## Extracted material

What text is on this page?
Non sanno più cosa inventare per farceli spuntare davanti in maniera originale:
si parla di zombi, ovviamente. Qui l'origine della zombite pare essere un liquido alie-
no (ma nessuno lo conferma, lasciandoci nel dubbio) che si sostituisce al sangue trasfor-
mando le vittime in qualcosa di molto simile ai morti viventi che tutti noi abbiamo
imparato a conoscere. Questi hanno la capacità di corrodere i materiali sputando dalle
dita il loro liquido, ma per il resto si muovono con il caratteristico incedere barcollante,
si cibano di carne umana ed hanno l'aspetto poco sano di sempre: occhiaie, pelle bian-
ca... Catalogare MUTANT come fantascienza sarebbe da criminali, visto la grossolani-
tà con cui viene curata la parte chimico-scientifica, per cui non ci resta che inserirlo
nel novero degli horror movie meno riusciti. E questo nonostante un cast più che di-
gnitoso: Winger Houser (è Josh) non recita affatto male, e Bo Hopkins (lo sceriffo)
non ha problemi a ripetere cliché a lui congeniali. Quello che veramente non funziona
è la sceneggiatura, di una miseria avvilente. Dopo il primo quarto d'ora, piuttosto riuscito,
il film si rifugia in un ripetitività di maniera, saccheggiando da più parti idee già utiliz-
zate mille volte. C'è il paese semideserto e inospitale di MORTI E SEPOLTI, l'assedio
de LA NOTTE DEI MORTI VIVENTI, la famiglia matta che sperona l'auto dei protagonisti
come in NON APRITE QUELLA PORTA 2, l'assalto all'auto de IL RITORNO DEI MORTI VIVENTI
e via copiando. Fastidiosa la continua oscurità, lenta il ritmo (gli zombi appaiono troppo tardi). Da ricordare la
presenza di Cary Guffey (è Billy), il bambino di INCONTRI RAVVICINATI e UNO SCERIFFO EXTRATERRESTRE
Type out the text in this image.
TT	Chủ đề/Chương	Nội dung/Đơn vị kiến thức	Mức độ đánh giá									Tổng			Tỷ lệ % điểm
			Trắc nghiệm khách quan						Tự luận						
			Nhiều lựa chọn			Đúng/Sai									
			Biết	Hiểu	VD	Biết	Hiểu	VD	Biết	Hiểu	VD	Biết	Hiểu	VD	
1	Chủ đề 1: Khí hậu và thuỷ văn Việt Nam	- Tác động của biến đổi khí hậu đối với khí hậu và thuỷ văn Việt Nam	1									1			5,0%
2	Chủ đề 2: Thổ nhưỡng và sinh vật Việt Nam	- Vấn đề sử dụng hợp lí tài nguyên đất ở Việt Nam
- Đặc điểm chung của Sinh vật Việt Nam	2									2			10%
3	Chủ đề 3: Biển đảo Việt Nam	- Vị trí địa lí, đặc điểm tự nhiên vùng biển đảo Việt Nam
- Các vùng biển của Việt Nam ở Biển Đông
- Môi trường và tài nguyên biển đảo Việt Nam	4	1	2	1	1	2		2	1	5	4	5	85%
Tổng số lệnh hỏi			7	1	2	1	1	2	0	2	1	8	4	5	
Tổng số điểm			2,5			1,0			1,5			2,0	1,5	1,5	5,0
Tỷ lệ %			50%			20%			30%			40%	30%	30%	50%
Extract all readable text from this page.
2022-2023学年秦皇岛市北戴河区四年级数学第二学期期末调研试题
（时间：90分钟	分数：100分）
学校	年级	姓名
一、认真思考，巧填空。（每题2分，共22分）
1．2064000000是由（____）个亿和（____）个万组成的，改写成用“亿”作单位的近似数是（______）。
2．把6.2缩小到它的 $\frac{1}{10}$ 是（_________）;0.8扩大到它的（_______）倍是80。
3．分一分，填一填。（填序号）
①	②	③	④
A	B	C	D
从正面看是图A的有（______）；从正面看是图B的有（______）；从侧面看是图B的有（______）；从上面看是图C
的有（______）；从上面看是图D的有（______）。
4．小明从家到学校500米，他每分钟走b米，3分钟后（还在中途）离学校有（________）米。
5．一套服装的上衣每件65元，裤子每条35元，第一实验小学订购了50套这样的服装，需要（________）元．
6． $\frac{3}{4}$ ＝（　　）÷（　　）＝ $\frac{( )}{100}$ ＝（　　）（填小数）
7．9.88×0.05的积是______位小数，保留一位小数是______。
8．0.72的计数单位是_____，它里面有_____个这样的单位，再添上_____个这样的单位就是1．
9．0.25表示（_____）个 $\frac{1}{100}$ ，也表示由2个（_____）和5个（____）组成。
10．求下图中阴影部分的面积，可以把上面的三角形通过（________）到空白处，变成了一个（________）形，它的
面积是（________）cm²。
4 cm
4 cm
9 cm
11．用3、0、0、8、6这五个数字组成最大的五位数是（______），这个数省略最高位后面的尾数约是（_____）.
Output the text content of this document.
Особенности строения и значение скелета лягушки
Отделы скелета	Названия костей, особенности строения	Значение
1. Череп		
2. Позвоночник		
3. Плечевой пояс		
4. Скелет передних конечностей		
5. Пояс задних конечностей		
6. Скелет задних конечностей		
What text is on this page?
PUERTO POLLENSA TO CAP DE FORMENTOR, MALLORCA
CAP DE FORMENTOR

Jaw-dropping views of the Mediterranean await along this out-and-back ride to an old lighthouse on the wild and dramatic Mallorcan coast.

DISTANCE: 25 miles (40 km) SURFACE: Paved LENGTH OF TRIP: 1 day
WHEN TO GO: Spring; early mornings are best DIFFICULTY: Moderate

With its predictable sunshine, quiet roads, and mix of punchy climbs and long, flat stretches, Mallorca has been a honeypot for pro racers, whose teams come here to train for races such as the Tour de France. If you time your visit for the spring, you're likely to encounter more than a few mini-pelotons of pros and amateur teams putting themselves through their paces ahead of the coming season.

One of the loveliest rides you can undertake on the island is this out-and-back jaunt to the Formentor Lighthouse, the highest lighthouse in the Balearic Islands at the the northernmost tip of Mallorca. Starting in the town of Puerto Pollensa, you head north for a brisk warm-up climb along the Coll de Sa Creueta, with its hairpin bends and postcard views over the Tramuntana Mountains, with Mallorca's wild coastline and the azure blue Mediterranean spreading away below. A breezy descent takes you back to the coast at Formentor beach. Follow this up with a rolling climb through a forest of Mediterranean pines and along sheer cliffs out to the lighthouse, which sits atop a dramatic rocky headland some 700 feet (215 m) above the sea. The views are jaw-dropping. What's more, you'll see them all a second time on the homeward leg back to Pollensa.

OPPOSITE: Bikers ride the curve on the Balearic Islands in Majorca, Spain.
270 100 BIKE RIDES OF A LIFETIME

## Task instructions
Scan the material above. Extract every line in which the word "biển" occurs.

## Complete response
3	Chủ đề 3: Biển đảo Việt Nam	- Vị trí địa lí, đặc điểm tự nhiên vùng biển đảo Việt Nam
- Các vùng biển của Việt Nam ở Biển Đông
- Môi trường và tài nguyên biển đảo Việt Nam	4	1	2	1	1	2		2	1	5	4	5	85%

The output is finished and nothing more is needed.